◆ 阅读材料 ◆
Python源码解析-list对象的底层实现（PyListObject）

简介
PyListObject
内存管理
创建list
缓存池管理

本文基于Python3.10.4。

简介

数组是程序中一个十分重要的概念，我们将符合某一特性的多个元素集合在一块形成一个数组，同时可以向其中增加删除元素。在C语言中就已经存在了数组的概念，同时在其它的编程语言中也基本都会实现数组这个概念。

PyListObject便是python中，实现数组的对象，它与C++ STL中的verctot较为相似。

PyListObject

PyListObject对象支持元素的增加、插入、删除等删除。在前面介绍到数组是符合某一特性的元素集合，在PyListObject中保存的都是Pyobject对象，而python中的所有对象都是基于Pyobject的。所以python中的list与C语言不同，熟悉C的应该清楚，C语言中的数组，只能是统一保存同一个类型，如int、double、float等，但是在python中的list可以保存任意的类型对象。

接下来，先看一下PyListObject的定义：

[Include/cpython/listobject.h]
typedef struct {
    PyObject_VAR_HEAD
    /* Vector of pointers to list elements.  list[0] is ob_item[0], etc. */
    PyObject **ob_item;

    /* ob_item contains space for 'allocated' elements.  The number
     * currently in use is ob_size.
     * Invariants:
     *     0 <= ob_size <= allocated
     *     len(list) == ob_size
     *     ob_item == NULL implies ob_size == allocated == 0
     * list.sort() temporarily sets allocated to -1 to detect mutations.
     *
     * Items must normally not be NULL, except during construction when
     * the list is not yet visible outside the function that builds it.

◆ 任务要求 ◆
a) 请列出这篇关于PyListObject的文章开头目录中的全部条目。
b) 请用两句话概括这篇关于PyListObject的文章。
该列表与各项任务均无关联。

◆ 所列条目 ◆
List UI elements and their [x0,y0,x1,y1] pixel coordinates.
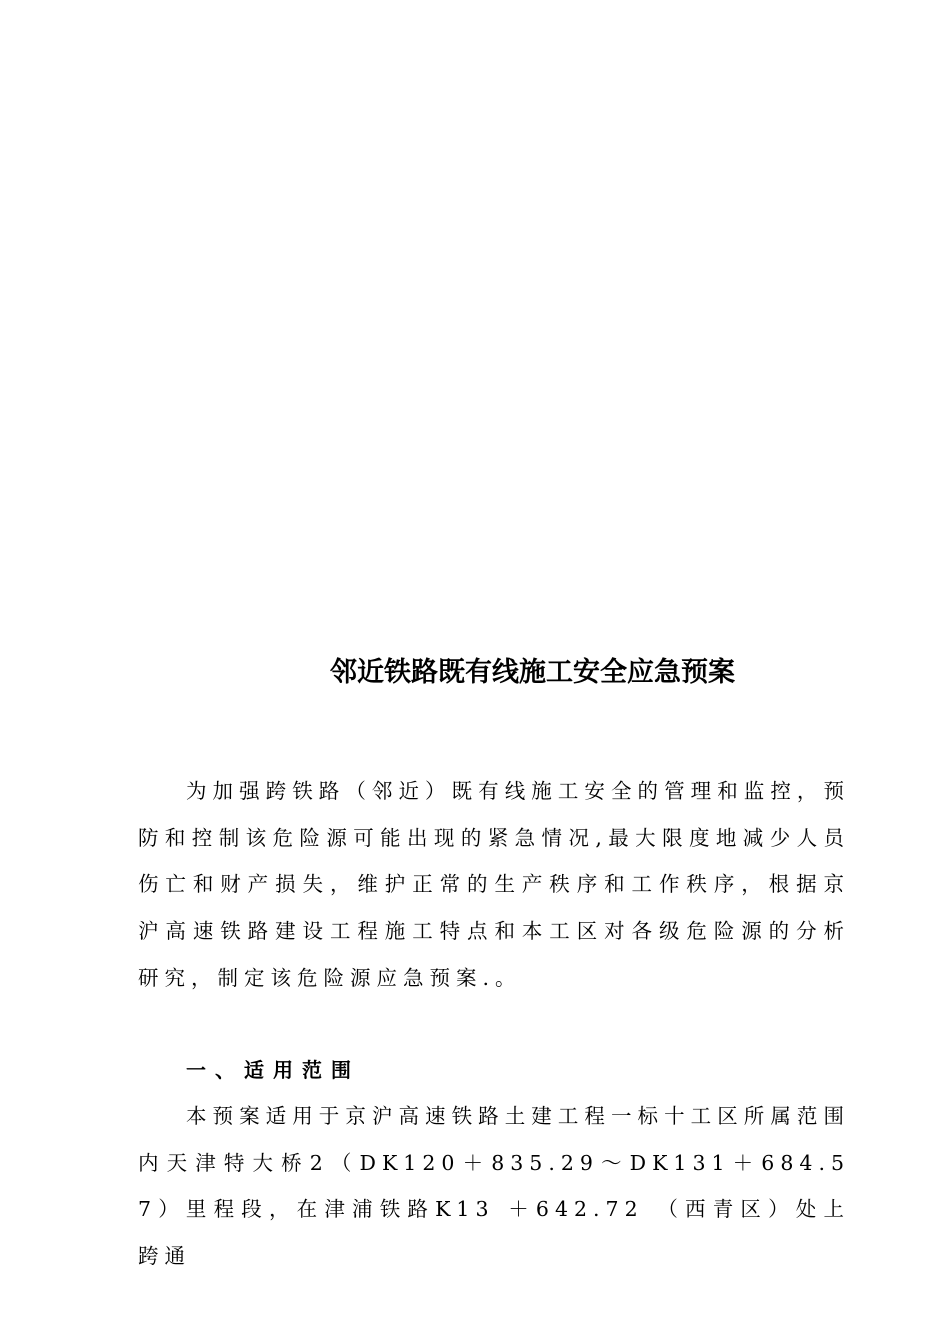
intro-paragraph: 为加强跨铁路（邻近）既有线施工安全的管理和监控，预防和控制该危险源可能出现的紧急情况,最大限度地减少人员伤亡和财产损失，维护正常的生产秩序和工作秩序，根据京沪高速铁路建设工程施工特点和本工区对各级危险源的分析研究，制定该危险源应急预案.。 [138,779,850,990]
section-heading-scope: 一、适用范围 [186,1058,360,1082]
document-title: 邻近铁路既有线施工安全应急预案 [330,657,735,688]
scope-paragraph: 本预案适用于京沪高速铁路土建工程一标十工区所属范围内天津特大桥2（DK120＋835.29～DK131＋684.57）里程段，在津浦铁路K13 ＋642.72 （西青区）处上跨通 [138,1104,850,1269]
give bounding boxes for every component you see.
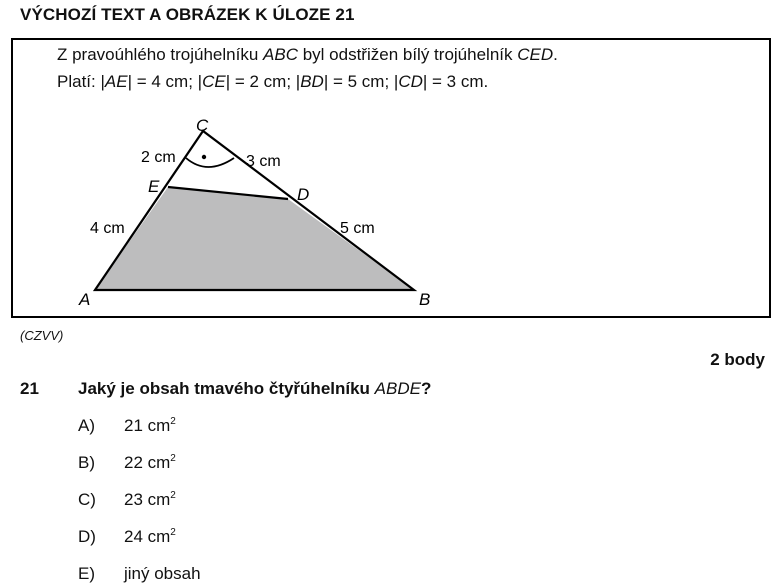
option-a[interactable]	[78, 416, 176, 436]
option-text: jiný obsah	[124, 564, 201, 583]
intro-text: .	[553, 45, 558, 64]
option-c[interactable]	[78, 490, 176, 510]
triangle-ced-label: CED	[517, 45, 554, 64]
question-text-main: Jaký je obsah tmavého čtyřúhelníku	[78, 379, 375, 398]
intro-text: byl odstřižen bílý trojúhelník	[298, 45, 518, 64]
option-exponent: 2	[170, 527, 176, 538]
segment-ae: AE	[104, 72, 128, 91]
vertex-label-d: D	[297, 185, 310, 204]
segment-cd-value: | = 3 cm.	[422, 72, 489, 91]
points-badge: 2 body	[710, 350, 765, 369]
question-text	[78, 379, 431, 399]
segment-ce: CE	[202, 72, 226, 91]
intro-text: Platí: |	[57, 72, 105, 91]
length-label-ae: 4 cm	[90, 220, 125, 237]
segment-ae-value: | = 4 cm; |	[127, 72, 203, 91]
shaded-quadrilateral-abde	[95, 187, 414, 290]
option-exponent: 2	[170, 416, 176, 427]
question-number: 21	[20, 379, 39, 398]
option-exponent: 2	[170, 490, 176, 501]
quadrilateral-label: ABDE	[374, 379, 421, 398]
vertex-label-a: A	[79, 290, 91, 309]
length-label-ce: 2 cm	[141, 149, 176, 166]
option-b[interactable]	[78, 453, 176, 473]
segment-ce-value: | = 2 cm; |	[225, 72, 301, 91]
option-letter: C)	[78, 490, 96, 509]
option-text: 22 cm	[124, 453, 171, 472]
question-mark: ?	[420, 379, 432, 398]
length-label-bd: 5 cm	[340, 220, 375, 237]
segment-bd: BD	[300, 72, 324, 91]
option-d[interactable]	[78, 527, 176, 547]
option-text: 23 cm	[124, 490, 171, 509]
right-angle-dot	[202, 155, 206, 159]
option-text: 21 cm	[124, 416, 171, 435]
segment-bd-value: | = 5 cm; |	[323, 72, 399, 91]
option-exponent: 2	[170, 453, 176, 464]
right-angle-arc	[186, 158, 234, 167]
option-letter: E)	[78, 564, 95, 583]
vertex-label-b: B	[419, 290, 431, 309]
option-letter: B)	[78, 453, 95, 472]
segment-cd: CD	[398, 72, 423, 91]
option-letter: D)	[78, 527, 96, 546]
option-letter: A)	[78, 416, 95, 435]
triangle-abc-label: ABC	[263, 45, 298, 64]
length-label-cd: 3 cm	[246, 153, 281, 170]
option-e[interactable]	[78, 564, 201, 584]
option-text: 24 cm	[124, 527, 171, 546]
source-note: (CZVV)	[20, 328, 64, 343]
vertex-label-c: C	[196, 116, 209, 135]
vertex-label-e: E	[148, 177, 160, 196]
intro-text: Z pravoúhlého trojúhelníku	[57, 45, 264, 64]
section-heading: VÝCHOZÍ TEXT A OBRÁZEK K ÚLOZE 21	[20, 5, 355, 24]
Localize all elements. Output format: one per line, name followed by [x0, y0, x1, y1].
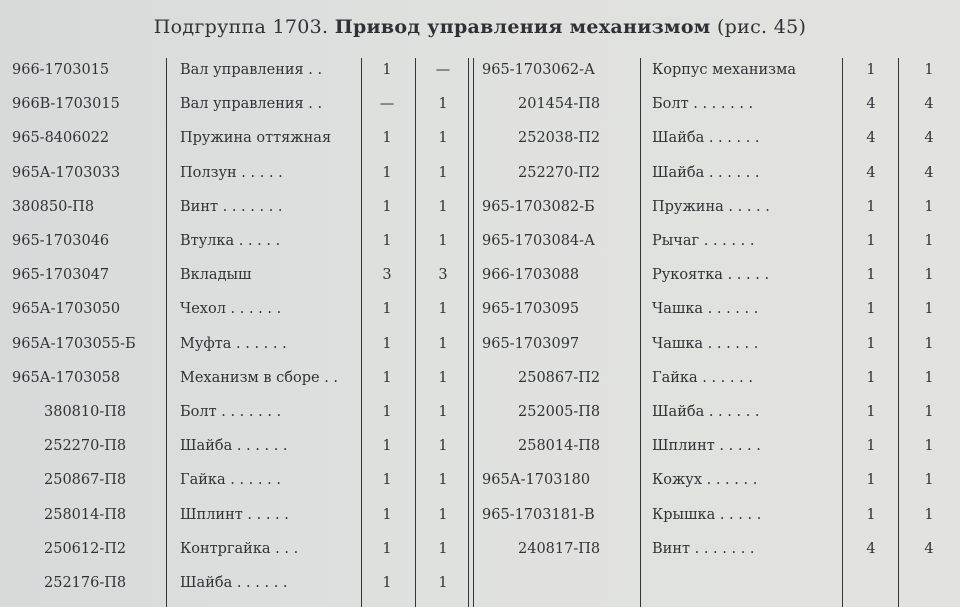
table-row — [0, 571, 960, 605]
quantity-2: 1 — [924, 335, 934, 352]
quantity-1: 1 — [866, 198, 876, 215]
quantity-1: 1 — [866, 335, 876, 352]
part-name: Втулка . . . . . — [180, 233, 281, 249]
part-number: 258014-П8 — [518, 438, 601, 455]
quantity-2: 1 — [924, 198, 934, 215]
part-number: 252005-П8 — [518, 404, 601, 420]
quantity-2: — — [435, 62, 451, 78]
table-row — [0, 161, 960, 195]
quantity-2: 1 — [438, 438, 448, 455]
quantity-2: 1 — [438, 233, 448, 249]
quantity-1: 1 — [382, 575, 392, 591]
part-number: 252270-П8 — [44, 438, 127, 455]
quantity-2: 4 — [924, 130, 934, 147]
table-row — [0, 332, 960, 366]
part-name: Пружина . . . . . — [652, 198, 770, 215]
table-row — [0, 92, 960, 126]
title-bold: Привод управления механизмом — [334, 16, 711, 38]
part-number: 258014-П8 — [44, 506, 127, 523]
quantity-1: 1 — [382, 540, 392, 557]
quantity-1: 1 — [866, 438, 876, 455]
quantity-2: 1 — [438, 506, 448, 523]
quantity-2: 1 — [438, 301, 448, 318]
quantity-2: 1 — [924, 62, 934, 78]
part-number: 380850-П8 — [12, 198, 95, 215]
part-name: Винт . . . . . . . — [180, 198, 283, 215]
quantity-2: 1 — [438, 404, 448, 420]
quantity-1: — — [379, 96, 395, 113]
quantity-2: 1 — [438, 472, 448, 489]
part-name: Шайба . . . . . . — [652, 164, 760, 181]
quantity-1: 1 — [866, 472, 876, 489]
quantity-2: 1 — [924, 369, 934, 386]
part-name: Механизм в сборе . . — [180, 369, 339, 386]
table-row — [0, 58, 960, 92]
part-name: Корпус механизма — [652, 62, 797, 78]
quantity-2: 1 — [438, 164, 448, 181]
quantity-1: 1 — [382, 335, 392, 352]
part-number: 250612-П2 — [44, 540, 127, 557]
part-name: Чехол . . . . . . — [180, 301, 282, 318]
quantity-2: 3 — [438, 267, 448, 284]
quantity-2: 1 — [924, 267, 934, 284]
quantity-1: 1 — [382, 164, 392, 181]
part-number: 965-1703047 — [12, 267, 110, 284]
part-name: Гайка . . . . . . — [652, 369, 753, 386]
page-title — [0, 16, 960, 38]
quantity-2: 4 — [924, 540, 934, 557]
table-row — [0, 400, 960, 434]
part-number: 240817-П8 — [518, 540, 601, 557]
quantity-1: 1 — [866, 233, 876, 249]
part-number: 965-8406022 — [12, 130, 110, 147]
table-row — [0, 503, 960, 537]
quantity-1: 1 — [382, 404, 392, 420]
part-name: Пружина оттяжная — [180, 130, 332, 147]
part-number: 965-1703046 — [12, 233, 110, 249]
part-name: Крышка . . . . . — [652, 506, 762, 523]
part-name: Шплинт . . . . . — [180, 506, 289, 523]
part-name: Шайба . . . . . . — [652, 130, 760, 147]
part-number: 965А-1703055-Б — [12, 335, 136, 352]
table-row — [0, 434, 960, 468]
part-number: 966В-1703015 — [12, 96, 120, 113]
table-row — [0, 126, 960, 160]
part-number: 966-1703088 — [482, 267, 580, 284]
table-row — [0, 468, 960, 502]
quantity-1: 4 — [866, 540, 876, 557]
quantity-1: 1 — [866, 267, 876, 284]
quantity-1: 1 — [382, 130, 392, 147]
table-row — [0, 229, 960, 263]
part-number: 966-1703015 — [12, 62, 110, 78]
part-name: Рукоятка . . . . . — [652, 267, 770, 284]
table-row — [0, 366, 960, 400]
quantity-1: 1 — [382, 198, 392, 215]
part-name: Муфта . . . . . . — [180, 335, 287, 352]
part-name: Шплинт . . . . . — [652, 438, 761, 455]
part-number: 965-1703082-Б — [482, 198, 595, 215]
part-name: Шайба . . . . . . — [180, 575, 288, 591]
part-name: Вал управления . . — [180, 96, 323, 113]
title-suffix: (рис. 45) — [716, 16, 807, 38]
table-row — [0, 263, 960, 297]
part-name: Чашка . . . . . . — [652, 301, 759, 318]
quantity-2: 1 — [924, 404, 934, 420]
part-name: Вкладыш — [180, 267, 252, 284]
part-number: 965-1703062-А — [482, 62, 596, 78]
quantity-1: 1 — [866, 301, 876, 318]
quantity-2: 4 — [924, 96, 934, 113]
quantity-1: 1 — [382, 506, 392, 523]
part-number: 965-1703097 — [482, 335, 580, 352]
quantity-2: 1 — [438, 575, 448, 591]
part-name: Болт . . . . . . . — [652, 96, 754, 113]
quantity-1: 4 — [866, 164, 876, 181]
part-number: 201454-П8 — [518, 96, 601, 113]
quantity-1: 4 — [866, 130, 876, 147]
quantity-2: 1 — [438, 540, 448, 557]
quantity-2: 1 — [924, 438, 934, 455]
quantity-2: 1 — [438, 198, 448, 215]
part-name: Шайба . . . . . . — [652, 404, 760, 420]
part-name: Рычаг . . . . . . — [652, 233, 755, 249]
quantity-1: 1 — [866, 369, 876, 386]
quantity-1: 1 — [382, 438, 392, 455]
part-number: 965А-1703180 — [482, 472, 591, 489]
part-name: Болт . . . . . . . — [180, 404, 282, 420]
part-number: 380810-П8 — [44, 404, 127, 420]
quantity-2: 4 — [924, 164, 934, 181]
quantity-1: 1 — [382, 62, 392, 78]
quantity-1: 1 — [866, 62, 876, 78]
quantity-1: 1 — [382, 472, 392, 489]
part-number: 965А-1703033 — [12, 164, 121, 181]
part-name: Ползун . . . . . — [180, 164, 283, 181]
table-row — [0, 195, 960, 229]
quantity-1: 1 — [866, 404, 876, 420]
part-name: Вал управления . . — [180, 62, 323, 78]
quantity-1: 1 — [382, 369, 392, 386]
quantity-1: 1 — [382, 233, 392, 249]
quantity-2: 1 — [924, 506, 934, 523]
part-name: Кожух . . . . . . — [652, 472, 758, 489]
quantity-2: 1 — [438, 96, 448, 113]
quantity-1: 4 — [866, 96, 876, 113]
table-row — [0, 537, 960, 571]
table-row — [0, 297, 960, 331]
part-number: 965А-1703058 — [12, 369, 121, 386]
part-number: 252176-П8 — [44, 575, 127, 591]
part-number: 965-1703084-А — [482, 233, 596, 249]
quantity-1: 1 — [866, 506, 876, 523]
part-number: 250867-П2 — [518, 369, 601, 386]
quantity-2: 1 — [438, 335, 448, 352]
quantity-2: 1 — [924, 472, 934, 489]
quantity-2: 1 — [924, 301, 934, 318]
part-number: 252038-П2 — [518, 130, 601, 147]
part-number: 250867-П8 — [44, 472, 127, 489]
part-name: Контргайка . . . — [180, 540, 299, 557]
part-name: Шайба . . . . . . — [180, 438, 288, 455]
part-name: Винт . . . . . . . — [652, 540, 755, 557]
part-number: 965-1703095 — [482, 301, 580, 318]
part-number: 965-1703181-В — [482, 506, 595, 523]
quantity-2: 1 — [924, 233, 934, 249]
quantity-2: 1 — [438, 130, 448, 147]
part-name: Гайка . . . . . . — [180, 472, 281, 489]
title-prefix: Подгруппа 1703. — [153, 16, 329, 38]
part-number: 965А-1703050 — [12, 301, 121, 318]
quantity-2: 1 — [438, 369, 448, 386]
quantity-1: 1 — [382, 301, 392, 318]
part-name: Чашка . . . . . . — [652, 335, 759, 352]
quantity-1: 3 — [382, 267, 392, 284]
part-number: 252270-П2 — [518, 164, 601, 181]
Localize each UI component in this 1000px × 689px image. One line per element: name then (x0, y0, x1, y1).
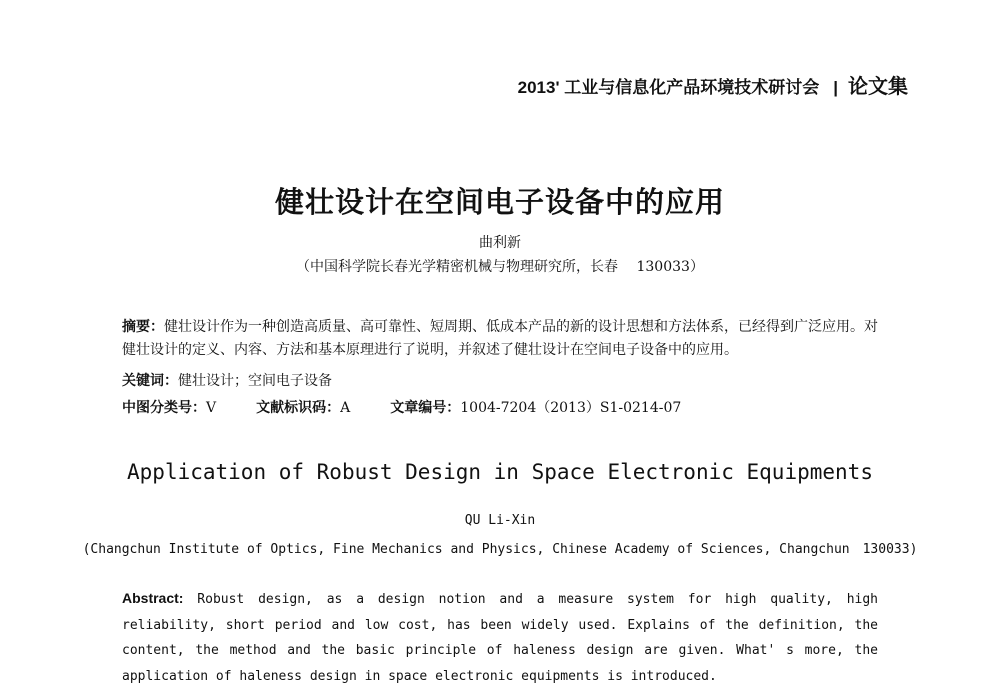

◆ 参考答案 ◆
a) 简介、PyListObject、内存管理、创建list、缓存池管理

b) 该文章基于Python3.10.4，介绍了PyListObject这一在Python中实现数组的对象，它支持元素的增加、插入和删除等操作。由于其中保存的都是Pyobject对象，Python中的list可以保存任意类型的对象，这与只能统一保存同一类型的C语言数组不同。